The problem:
Look over the lines below. Report each one that includes the string "Length".

——————————

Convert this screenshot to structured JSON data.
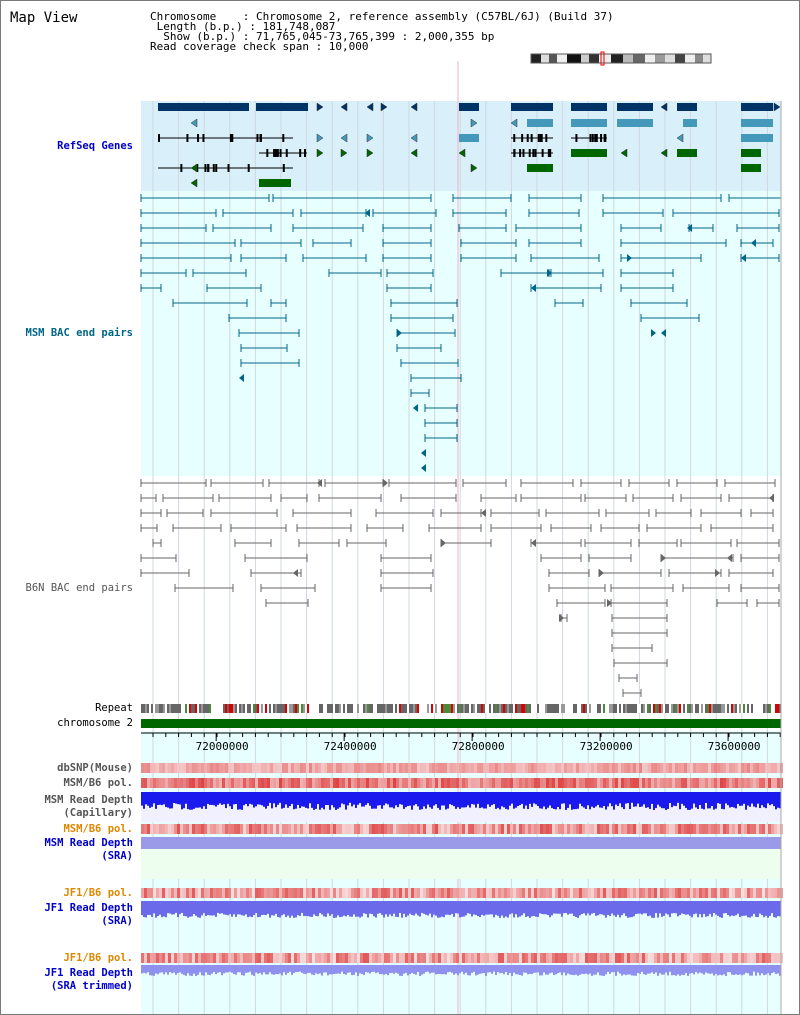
{
  "header": {
    "title": "Map View",
    "info_lines": [
      "Chromosome    : Chromosome 2, reference assembly (C57BL/6J) (Build 37)",
      " Length (b.p.) : 181,748,087",
      "  Show (b.p.) : 71,765,045-73,765,399 : 2,000,355 bp",
      "Read coverage check span : 10,000"
    ]
  },
  "tracks": {
    "refseq": "RefSeq Genes",
    "msm_bac": "MSM BAC end pairs",
    "b6n_bac": "B6N BAC end pairs",
    "repeat": "Repeat",
    "chromosome": "chromosome 2",
    "dbsnp": "dbSNP(Mouse)",
    "msm_b6_pol_1": "MSM/B6 pol.",
    "msm_depth_cap_1": "MSM Read Depth",
    "msm_depth_cap_2": "(Capillary)",
    "msm_b6_pol_2": "MSM/B6 pol.",
    "msm_depth_sra_1": "MSM Read Depth",
    "msm_depth_sra_2": "(SRA)",
    "jf1_b6_pol_1": "JF1/B6 pol.",
    "jf1_depth_sra_1": "JF1 Read Depth",
    "jf1_depth_sra_2": "(SRA)",
    "jf1_b6_pol_2": "JF1/B6 pol.",
    "jf1_depth_trim_1": "JF1 Read Depth",
    "jf1_depth_trim_2": "(SRA trimmed)"
  },
  "axis": {
    "ticks": [
      "72000000",
      "72400000",
      "72800000",
      "73200000",
      "73600000"
    ],
    "tick_values": [
      72000000,
      72400000,
      72800000,
      73200000,
      73600000
    ],
    "range": [
      71765045,
      73765399
    ]
  },
  "colors": {
    "refseq_bg": "#d9f0fb",
    "track_bg": "#e8ffff",
    "gene_navy": "#003366",
    "gene_teal": "#4499bb",
    "gene_green": "#006600",
    "msm_bac": "#006688",
    "b6n_bac": "#666666",
    "chromosome": "#006600",
    "label_blue": "#0000cc",
    "label_teal": "#006688",
    "label_orange": "#dd8800",
    "label_gray": "#555555"
  }
}
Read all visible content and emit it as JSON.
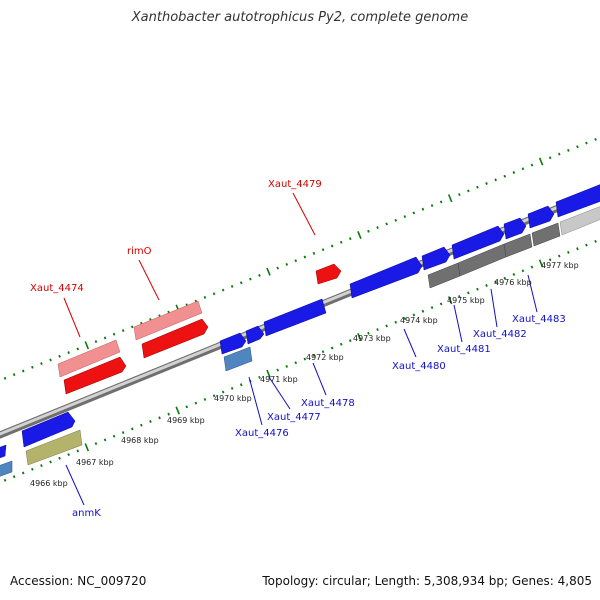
{
  "title": "Xanthobacter autotrophicus Py2, complete genome",
  "footer": {
    "accession": "Accession: NC_009720",
    "summary": "Topology: circular; Length: 5,308,934 bp; Genes: 4,805"
  },
  "scale_labels": [
    "4966 kbp",
    "4967 kbp",
    "4968 kbp",
    "4969 kbp",
    "4970 kbp",
    "4971 kbp",
    "4972 kbp",
    "4973 kbp",
    "4974 kbp",
    "4975 kbp",
    "4976 kbp",
    "4977 kbp"
  ],
  "gene_labels": {
    "Xaut_4474": "Xaut_4474",
    "rimO": "rimO",
    "Xaut_4479": "Xaut_4479",
    "anmK": "anmK",
    "Xaut_4476": "Xaut_4476",
    "Xaut_4477": "Xaut_4477",
    "Xaut_4478": "Xaut_4478",
    "Xaut_4480": "Xaut_4480",
    "Xaut_4481": "Xaut_4481",
    "Xaut_4482": "Xaut_4482",
    "Xaut_4483": "Xaut_4483"
  },
  "colors": {
    "forward_cds": "#1a1ae6",
    "rna_light": "#f09090",
    "rna_dark": "#ee1111",
    "pseudo_gray": "#707070",
    "light_gray": "#c8c8c8",
    "steel_blue": "#4f86c0",
    "olive": "#b3b36b",
    "tick_green": "#0a7a0a",
    "label_red": "#d40000",
    "label_blue": "#1010c8",
    "backbone": "#a8a8a8"
  }
}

——————————

Answer space:
      " Length (b.p.) : 181,748,087",
    "summary": "Topology: circular; Length: 5,308,934 bp; Genes: 4,805"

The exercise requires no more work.